>> begin Record set
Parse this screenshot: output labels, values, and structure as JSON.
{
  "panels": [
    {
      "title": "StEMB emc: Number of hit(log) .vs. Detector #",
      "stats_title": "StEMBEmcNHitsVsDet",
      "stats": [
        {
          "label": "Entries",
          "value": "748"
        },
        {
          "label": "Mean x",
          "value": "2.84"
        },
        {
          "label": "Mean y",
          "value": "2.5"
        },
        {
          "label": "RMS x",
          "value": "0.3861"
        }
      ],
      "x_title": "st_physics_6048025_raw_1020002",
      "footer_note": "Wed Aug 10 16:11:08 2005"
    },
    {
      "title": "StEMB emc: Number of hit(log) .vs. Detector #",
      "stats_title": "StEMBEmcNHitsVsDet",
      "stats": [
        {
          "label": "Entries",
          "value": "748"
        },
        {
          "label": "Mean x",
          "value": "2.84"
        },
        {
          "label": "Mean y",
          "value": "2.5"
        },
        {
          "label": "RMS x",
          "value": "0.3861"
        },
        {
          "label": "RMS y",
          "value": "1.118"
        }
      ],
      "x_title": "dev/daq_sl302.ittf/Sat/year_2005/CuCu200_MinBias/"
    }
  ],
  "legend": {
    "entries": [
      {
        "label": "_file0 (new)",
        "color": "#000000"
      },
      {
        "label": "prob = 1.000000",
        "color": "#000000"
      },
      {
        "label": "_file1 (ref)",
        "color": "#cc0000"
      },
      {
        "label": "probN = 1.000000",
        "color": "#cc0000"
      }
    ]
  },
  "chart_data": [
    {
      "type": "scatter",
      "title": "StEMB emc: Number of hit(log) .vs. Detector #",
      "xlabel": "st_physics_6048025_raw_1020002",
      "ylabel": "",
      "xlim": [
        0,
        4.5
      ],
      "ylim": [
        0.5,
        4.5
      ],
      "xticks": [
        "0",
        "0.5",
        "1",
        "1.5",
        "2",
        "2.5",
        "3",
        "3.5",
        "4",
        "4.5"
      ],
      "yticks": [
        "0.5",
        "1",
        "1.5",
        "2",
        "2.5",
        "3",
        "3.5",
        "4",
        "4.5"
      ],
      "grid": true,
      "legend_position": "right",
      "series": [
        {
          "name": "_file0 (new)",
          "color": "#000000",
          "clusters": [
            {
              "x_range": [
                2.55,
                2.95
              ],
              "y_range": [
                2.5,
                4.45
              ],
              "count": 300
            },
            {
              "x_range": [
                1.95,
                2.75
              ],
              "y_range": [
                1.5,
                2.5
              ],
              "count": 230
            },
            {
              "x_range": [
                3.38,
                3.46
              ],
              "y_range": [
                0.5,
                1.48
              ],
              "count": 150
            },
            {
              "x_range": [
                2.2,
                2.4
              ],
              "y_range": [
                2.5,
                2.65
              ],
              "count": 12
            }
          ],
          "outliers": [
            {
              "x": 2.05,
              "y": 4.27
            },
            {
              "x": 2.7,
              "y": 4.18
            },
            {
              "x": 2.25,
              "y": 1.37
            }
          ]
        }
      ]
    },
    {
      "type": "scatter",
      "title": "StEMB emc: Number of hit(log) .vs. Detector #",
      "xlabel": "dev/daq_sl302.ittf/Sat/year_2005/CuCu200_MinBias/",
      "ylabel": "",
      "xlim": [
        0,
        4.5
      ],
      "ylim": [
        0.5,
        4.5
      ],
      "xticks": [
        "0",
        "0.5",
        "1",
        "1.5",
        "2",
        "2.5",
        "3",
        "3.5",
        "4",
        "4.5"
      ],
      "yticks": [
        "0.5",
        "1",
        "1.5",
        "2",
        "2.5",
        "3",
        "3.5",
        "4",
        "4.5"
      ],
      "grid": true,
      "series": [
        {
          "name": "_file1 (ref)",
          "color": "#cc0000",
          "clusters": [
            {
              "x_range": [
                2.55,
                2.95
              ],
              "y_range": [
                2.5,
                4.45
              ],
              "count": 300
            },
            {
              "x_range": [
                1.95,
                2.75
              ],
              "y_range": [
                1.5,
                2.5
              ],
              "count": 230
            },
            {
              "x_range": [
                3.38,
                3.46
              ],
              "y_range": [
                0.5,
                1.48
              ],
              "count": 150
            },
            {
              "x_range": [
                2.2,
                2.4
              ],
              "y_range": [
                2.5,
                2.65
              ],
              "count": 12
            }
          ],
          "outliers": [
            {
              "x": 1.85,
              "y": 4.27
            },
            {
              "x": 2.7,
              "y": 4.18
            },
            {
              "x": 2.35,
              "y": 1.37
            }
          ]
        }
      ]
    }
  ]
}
>> end Record set
Above are the records; copy all of them exactly.

Exercise output:
Parse this screenshot: output labels, values, and structure as JSON.
{
  "panels": [
    {
      "title": "StEMB emc: Number of hit(log) .vs. Detector #",
      "stats_title": "StEMBEmcNHitsVsDet",
      "stats": [
        {
          "label": "Entries",
          "value": "748"
        },
        {
          "label": "Mean x",
          "value": "2.84"
        },
        {
          "label": "Mean y",
          "value": "2.5"
        },
        {
          "label": "RMS x",
          "value": "0.3861"
        }
      ],
      "x_title": "st_physics_6048025_raw_1020002",
      "footer_note": "Wed Aug 10 16:11:08 2005"
    },
    {
      "title": "StEMB emc: Number of hit(log) .vs. Detector #",
      "stats_title": "StEMBEmcNHitsVsDet",
      "stats": [
        {
          "label": "Entries",
          "value": "748"
        },
        {
          "label": "Mean x",
          "value": "2.84"
        },
        {
          "label": "Mean y",
          "value": "2.5"
        },
        {
          "label": "RMS x",
          "value": "0.3861"
        },
        {
          "label": "RMS y",
          "value": "1.118"
        }
      ],
      "x_title": "dev/daq_sl302.ittf/Sat/year_2005/CuCu200_MinBias/"
    }
  ],
  "legend": {
    "entries": [
      {
        "label": "_file0 (new)",
        "color": "#000000"
      },
      {
        "label": "prob = 1.000000",
        "color": "#000000"
      },
      {
        "label": "_file1 (ref)",
        "color": "#cc0000"
      },
      {
        "label": "probN = 1.000000",
        "color": "#cc0000"
      }
    ]
  },
  "chart_data": [
    {
      "type": "scatter",
      "title": "StEMB emc: Number of hit(log) .vs. Detector #",
      "xlabel": "st_physics_6048025_raw_1020002",
      "ylabel": "",
      "xlim": [
        0,
        4.5
      ],
      "ylim": [
        0.5,
        4.5
      ],
      "xticks": [
        "0",
        "0.5",
        "1",
        "1.5",
        "2",
        "2.5",
        "3",
        "3.5",
        "4",
        "4.5"
      ],
      "yticks": [
        "0.5",
        "1",
        "1.5",
        "2",
        "2.5",
        "3",
        "3.5",
        "4",
        "4.5"
      ],
      "grid": true,
      "legend_position": "right",
      "series": [
        {
          "name": "_file0 (new)",
          "color": "#000000",
          "clusters": [
            {
              "x_range": [
                2.55,
                2.95
              ],
              "y_range": [
                2.5,
                4.45
              ],
              "count": 300
            },
            {
              "x_range": [
                1.95,
                2.75
              ],
              "y_range": [
                1.5,
                2.5
              ],
              "count": 230
            },
            {
              "x_range": [
                3.38,
                3.46
              ],
              "y_range": [
                0.5,
                1.48
              ],
              "count": 150
            },
            {
              "x_range": [
                2.2,
                2.4
              ],
              "y_range": [
                2.5,
                2.65
              ],
              "count": 12
            }
          ],
          "outliers": [
            {
              "x": 2.05,
              "y": 4.27
            },
            {
              "x": 2.7,
              "y": 4.18
            },
            {
              "x": 2.25,
              "y": 1.37
            }
          ]
        }
      ]
    },
    {
      "type": "scatter",
      "title": "StEMB emc: Number of hit(log) .vs. Detector #",
      "xlabel": "dev/daq_sl302.ittf/Sat/year_2005/CuCu200_MinBias/",
      "ylabel": "",
      "xlim": [
        0,
        4.5
      ],
      "ylim": [
        0.5,
        4.5
      ],
      "xticks": [
        "0",
        "0.5",
        "1",
        "1.5",
        "2",
        "2.5",
        "3",
        "3.5",
        "4",
        "4.5"
      ],
      "yticks": [
        "0.5",
        "1",
        "1.5",
        "2",
        "2.5",
        "3",
        "3.5",
        "4",
        "4.5"
      ],
      "grid": true,
      "series": [
        {
          "name": "_file1 (ref)",
          "color": "#cc0000",
          "clusters": [
            {
              "x_range": [
                2.55,
                2.95
              ],
              "y_range": [
                2.5,
                4.45
              ],
              "count": 300
            },
            {
              "x_range": [
                1.95,
                2.75
              ],
              "y_range": [
                1.5,
                2.5
              ],
              "count": 230
            },
            {
              "x_range": [
                3.38,
                3.46
              ],
              "y_range": [
                0.5,
                1.48
              ],
              "count": 150
            },
            {
              "x_range": [
                2.2,
                2.4
              ],
              "y_range": [
                2.5,
                2.65
              ],
              "count": 12
            }
          ],
          "outliers": [
            {
              "x": 1.85,
              "y": 4.27
            },
            {
              "x": 2.7,
              "y": 4.18
            },
            {
              "x": 2.35,
              "y": 1.37
            }
          ]
        }
      ]
    }
  ]
}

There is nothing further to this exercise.